> **TASKS FOR THIS EXERCISE**
a: According to the extract on EMO-5 gridding, which measurement period gives the maximum temperature of the current day?
b: Continue the extract on EMO-5 gridding, picking up right after its final sentence.
___ EXTRACT ___
Figure 5Aggregation, i.e. reference period of the EMO-5 grids per variable.

Download

3.3.2 Aggregation or reference period

Figure 5 shows the aggregation (i.e. reference period) for the different variables. Daily precipitation is accumulated from the current day at 06:00:01 until the next day at 06:00:00 (“current day” is the reference date of grid). In accordance with the WMO guidelines (World Meteorological Organization, 2019), the minimum nighttime temperature measured between 18:00:01 on the previous day until 06:00:00 on the current day is taken as the minimum temperature of the current day and the maximum daytime temperature measured between 06:00:01 and 18:00:00 is used as the maximum temperature of the current day. All the other daily parameters such as wind speed, solar radiation, and vapour pressure are averaged over 00:00:01 of the current day to 00:00:00 of the next day. For 6-hourly temperature, this depends on the data provider: if only 6-hourly instantaneous temperature readings are delivered, then those are used; otherwise temperature is averaged for 00:00:01–06:00:00, 06:00:01–12:00:00, 12:00:01–18:00:00, and 18:00:01–24:00 (see Sect. 3.3.5). The same time intervals are used to aggregate 6-hourly precipitation reported at 06:00, 12:00, 18:00, and 24:00, respectively. Note that the timestamp of the EMO-5 grids refers to the end of the reference period, meaning that, for instance, the daily precipitation of 22 February 2021 covers the time period between 21 February 2021, 06:00:01, and 22 February 2021, 06:00:00.

3.3.3 Land–sea mask

A land–sea mask is used to exclude sea surfaces from the gridding procedure, as EMO-5 originates from the need for near real-time information on observed meteorological conditions over land surface areas. The land–sea mask is not used to define stations to be excluded from gridding.

3.3.4 Implications of altitude for temperature and water vapour pressure

In areas with strong orographic changes, neighbouring stations are likely to be at various altitudes, and hence the representativeness of their measurement for neighbouring areas is limited depending on the altitude change in the surrounding area (due to adiabatic processes). If station values were blindly used during the interpolation, an error would be introduced. This can be easily avoided by considering elevation information while interpolating. As SPHEREMAP does not take any auxiliary information into account, all recorded temperature and water vapour pressure values are brought to sea level before interpolation. This is done based on altitude information obtained from a 1×1 km digital elevation model (Arnal et al., 2019), through accounting for the adiabatic change of 0.006 Kelvin per height metre for temperature and 0.00025 hPa per height meter for water vapour pressure. The interpolation runs at sea level and afterwards, temperature and water vapour pressure information are brought back to the mean elevation of the respective 5×5 km grid cell by taking the parameter-specific correction factors into account.
___ MATERIAL ___
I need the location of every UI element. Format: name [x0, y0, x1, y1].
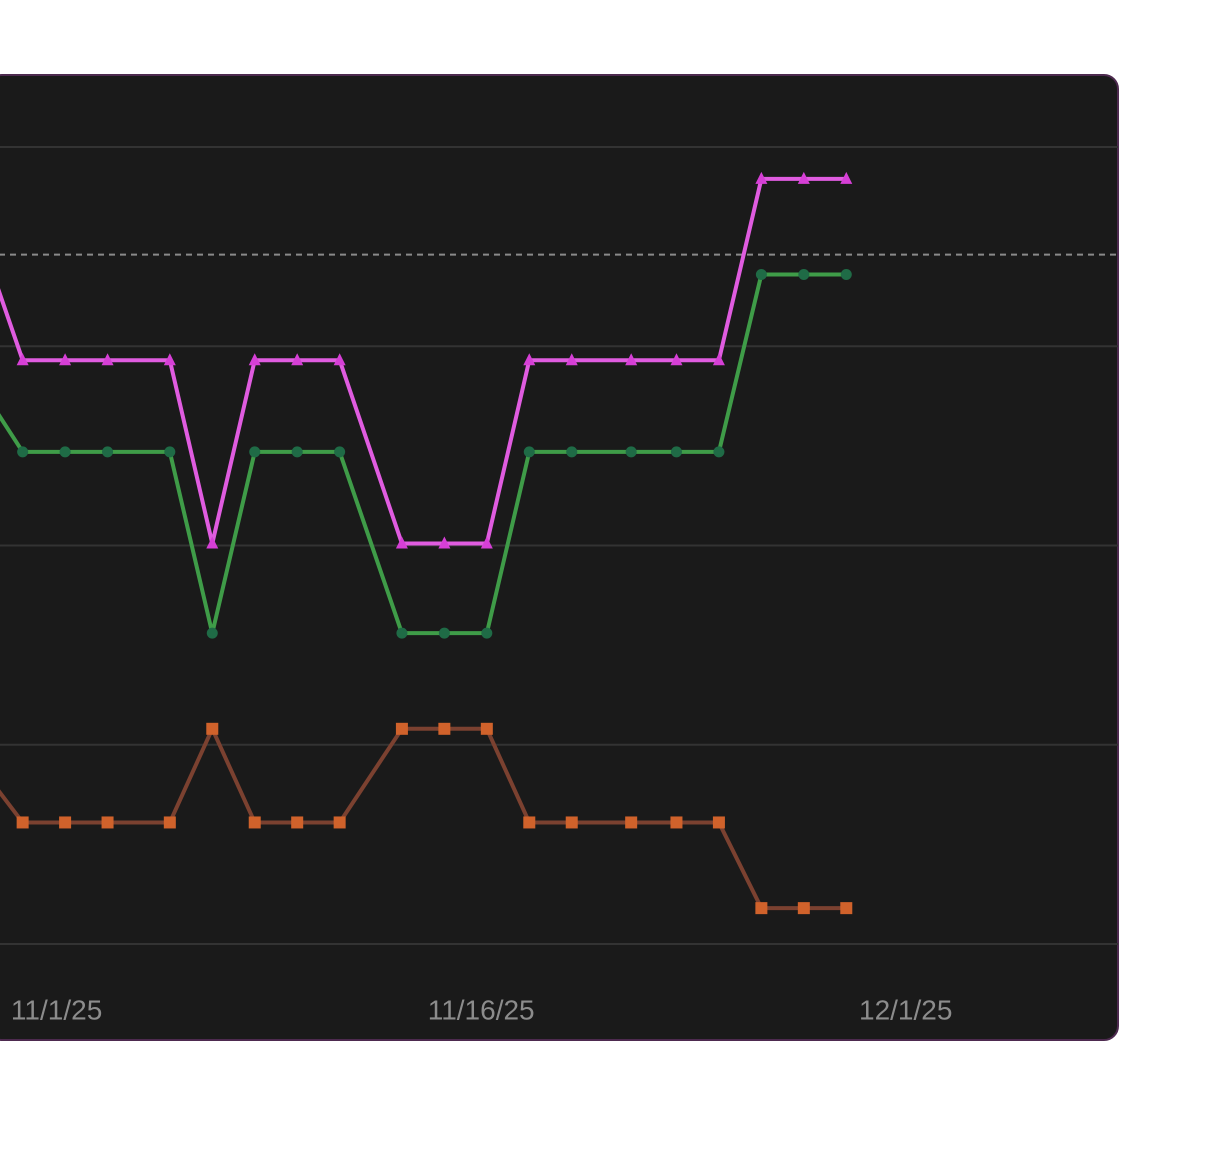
- point: [712, 816, 725, 829]
- point: [248, 353, 261, 366]
- point: [334, 446, 346, 458]
- point: [59, 816, 72, 829]
- point: [101, 353, 114, 366]
- point: [481, 627, 493, 639]
- point: [396, 627, 408, 639]
- point: [755, 902, 768, 915]
- point: [523, 446, 535, 458]
- point: [797, 171, 810, 184]
- point: [523, 816, 536, 829]
- point: [712, 353, 725, 366]
- point: [291, 353, 304, 366]
- x-tick-label: 12/1/25: [859, 994, 952, 1025]
- series-line: [0, 272, 847, 636]
- point: [565, 816, 578, 829]
- point: [625, 816, 638, 829]
- point: [438, 722, 451, 735]
- point: [206, 627, 218, 639]
- point: [566, 446, 578, 458]
- point: [206, 536, 219, 549]
- point: [798, 269, 810, 281]
- series-line: [0, 726, 847, 911]
- point: [163, 816, 176, 829]
- point: [840, 171, 853, 184]
- point: [206, 722, 219, 735]
- point: [565, 353, 578, 366]
- point: [670, 446, 682, 458]
- x-tick-label: 11/16/25: [428, 994, 535, 1025]
- point: [333, 816, 346, 829]
- point: [713, 446, 725, 458]
- point: [17, 446, 29, 458]
- point: [840, 902, 853, 915]
- point: [164, 446, 176, 458]
- x-tick-label: 11/1/25: [11, 994, 102, 1025]
- point: [840, 269, 852, 281]
- point: [438, 627, 450, 639]
- point: [291, 816, 304, 829]
- point: [291, 446, 303, 458]
- point: [395, 536, 408, 549]
- point: [670, 816, 683, 829]
- point: [102, 446, 114, 458]
- point: [625, 446, 637, 458]
- series-line: [0, 176, 847, 546]
- point: [16, 353, 29, 366]
- plot-area: [0, 146, 1118, 945]
- point: [523, 353, 536, 366]
- point: [480, 722, 493, 735]
- point: [755, 171, 768, 184]
- point: [438, 536, 451, 549]
- point: [480, 536, 493, 549]
- point: [59, 446, 71, 458]
- point: [16, 816, 29, 829]
- point: [670, 353, 683, 366]
- point: [333, 353, 346, 366]
- point: [797, 902, 810, 915]
- point: [101, 816, 114, 829]
- point: [625, 353, 638, 366]
- point: [248, 816, 261, 829]
- point: [59, 353, 72, 366]
- point: [163, 353, 176, 366]
- point: [395, 722, 408, 735]
- point: [249, 446, 261, 458]
- point: [755, 269, 767, 281]
- chart-panel: [0, 74, 1119, 1041]
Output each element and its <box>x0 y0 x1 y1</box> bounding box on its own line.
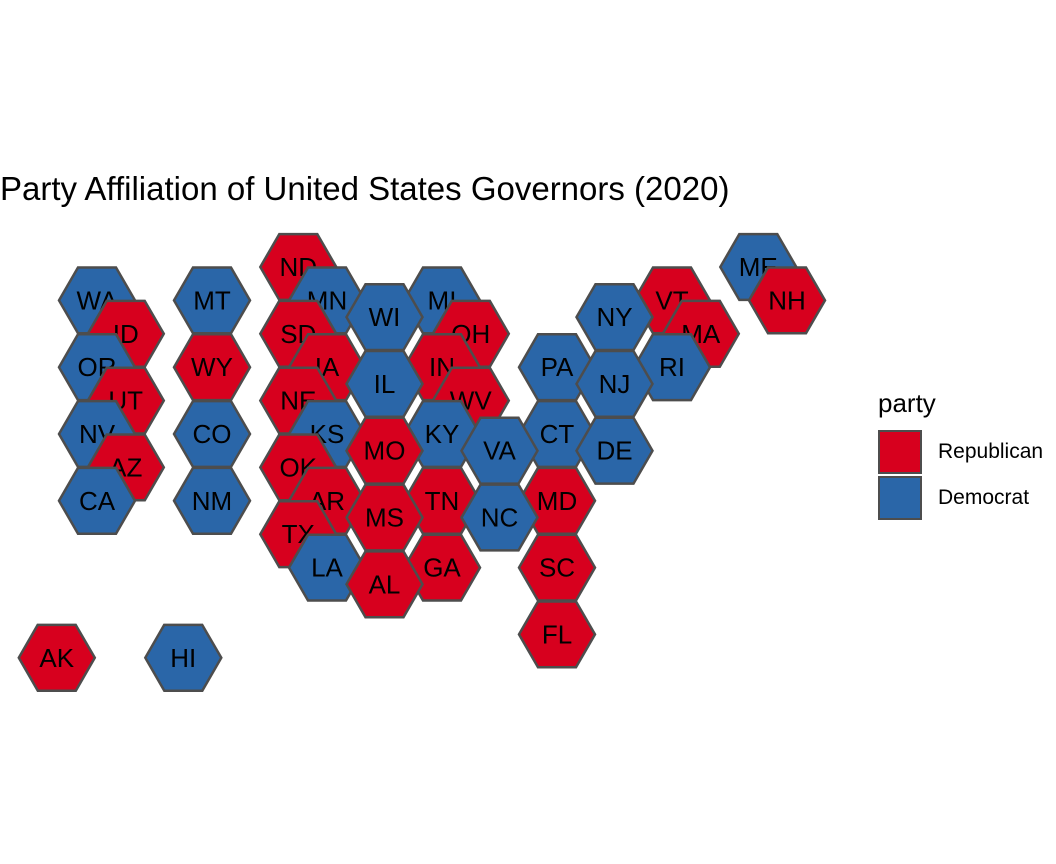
state-hex-ak: AK <box>17 623 97 692</box>
state-label-md: MD <box>537 486 577 516</box>
legend: party Republican Democrat <box>878 388 1043 521</box>
hex-shape-fl <box>517 600 597 669</box>
hex-shape-al <box>345 550 424 619</box>
state-label-ak: AK <box>39 643 74 673</box>
state-hex-mt: MT <box>172 266 252 335</box>
state-label-nj: NJ <box>599 369 631 399</box>
hex-shape-nh <box>747 266 827 335</box>
legend-swatch-republican <box>878 430 922 474</box>
hex-shape-ak <box>17 623 97 692</box>
state-label-sc: SC <box>539 553 575 583</box>
state-label-al: AL <box>369 569 401 599</box>
state-hex-nm: NM <box>172 466 252 535</box>
state-hex-ca: CA <box>57 466 137 535</box>
state-label-pa: PA <box>541 352 574 382</box>
state-label-mo: MO <box>364 436 406 466</box>
state-label-ky: KY <box>425 419 460 449</box>
state-hex-fl: FL <box>517 600 597 669</box>
state-label-co: CO <box>193 419 232 449</box>
state-label-fl: FL <box>542 619 572 649</box>
legend-title: party <box>878 388 936 418</box>
state-label-de: DE <box>596 436 632 466</box>
state-label-ri: RI <box>659 352 685 382</box>
state-label-nh: NH <box>768 285 806 315</box>
state-label-hi: HI <box>170 643 196 673</box>
state-hex-mo: MO <box>345 416 424 485</box>
state-hex-sc: SC <box>517 533 597 602</box>
state-hex-nh: NH <box>747 266 827 335</box>
legend-label-republican: Republican <box>938 440 1044 463</box>
state-hex-nj: NJ <box>575 349 654 419</box>
state-hex-al: AL <box>345 550 424 619</box>
state-label-ga: GA <box>423 553 461 583</box>
state-label-ca: CA <box>79 486 116 516</box>
state-label-wy: WY <box>191 352 233 382</box>
state-label-va: VA <box>483 436 516 466</box>
legend-label-democrat: Democrat <box>938 486 1030 509</box>
legend-swatch-democrat <box>878 476 922 520</box>
state-label-ms: MS <box>365 503 404 533</box>
state-label-mt: MT <box>193 285 231 315</box>
state-label-ct: CT <box>540 419 575 449</box>
state-hex-nc: NC <box>460 483 539 552</box>
map-title: Party Affiliation of United States Gover… <box>0 170 730 207</box>
state-hex-wy: WY <box>172 333 252 402</box>
hex-shape-hi <box>143 623 223 692</box>
state-hex-co: CO <box>172 399 252 469</box>
legend-item-democrat: Democrat <box>878 475 1043 521</box>
state-label-tn: TN <box>425 486 460 516</box>
state-label-nc: NC <box>481 503 519 533</box>
hex-shape-nm <box>172 466 252 535</box>
state-label-nm: NM <box>192 486 232 516</box>
hex-shape-de <box>575 416 654 485</box>
state-label-wi: WI <box>369 302 401 332</box>
legend-item-republican: Republican <box>878 429 1043 475</box>
state-hex-de: DE <box>575 416 654 485</box>
hex-shape-ca <box>57 466 137 535</box>
state-label-il: IL <box>374 369 396 399</box>
state-label-ny: NY <box>596 302 632 332</box>
state-hex-wi: WI <box>345 282 424 352</box>
state-hex-hi: HI <box>143 623 223 692</box>
hex-shape-nc <box>460 483 539 552</box>
state-label-la: LA <box>311 553 343 583</box>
___
> **TASK-BY-TASK RESULTS**
a: The maximum daytime temperature measured between 06:00:01 and 18:00:00 on the current day.

b:
3.3.5 Mean temperature

Where 6-hourly temperature averages are available, these have been used both for the 6-hourly dataset and for the daily averages, aggregating the four 6-hourly observations. However, for many stations we did not have sub-daily temperature observations, particularly for the data from the 1990s. There are also many stations in the dataset that have frequent observations between 06:00 and 18:00, enough for the 6-hourly daytime, but not for the nighttime period. This is particularly the case for observational data received from the MARS Meteorological Database of the European Commission's Joint Research Centre (Toreti et al., 2019). If data from other providers are not available at any station suffering from this issue, we have estimated the missing 6-hourly temperature based on the daily minimum and maximum temperatures. This was done based on the method described as the “Sin(14R-1)” method in Chow and Levermore (2007), with some small modifications as follows.

For all stations where minimum and maximum temperatures are available, we fitted sinusoidal curves after estimating at what time of day the extremes most likely occurred. Similar to Chow and Levermore (2007), we assumed that the minima occur 1 h before sunrise, a value we computed with the function “getSunlightTimes” of the “suncalc” package (Thieurmel and Elmarhraoui, 2019) in the R programming language. However, we restricted the earliest time of the minimum temperature to occur not before 04:00 UTC in summer, with a correction for longitude. The latest time for the minimum was set at 10:00 UTC in winter, also corrected for longitude. While the Sin(14R-1) method assumes that the maximum temperature occurs at 14:00, we let the peak time range between 14:00 and 16:00 UTC, where it will be closer to 16:00 when sunset is late.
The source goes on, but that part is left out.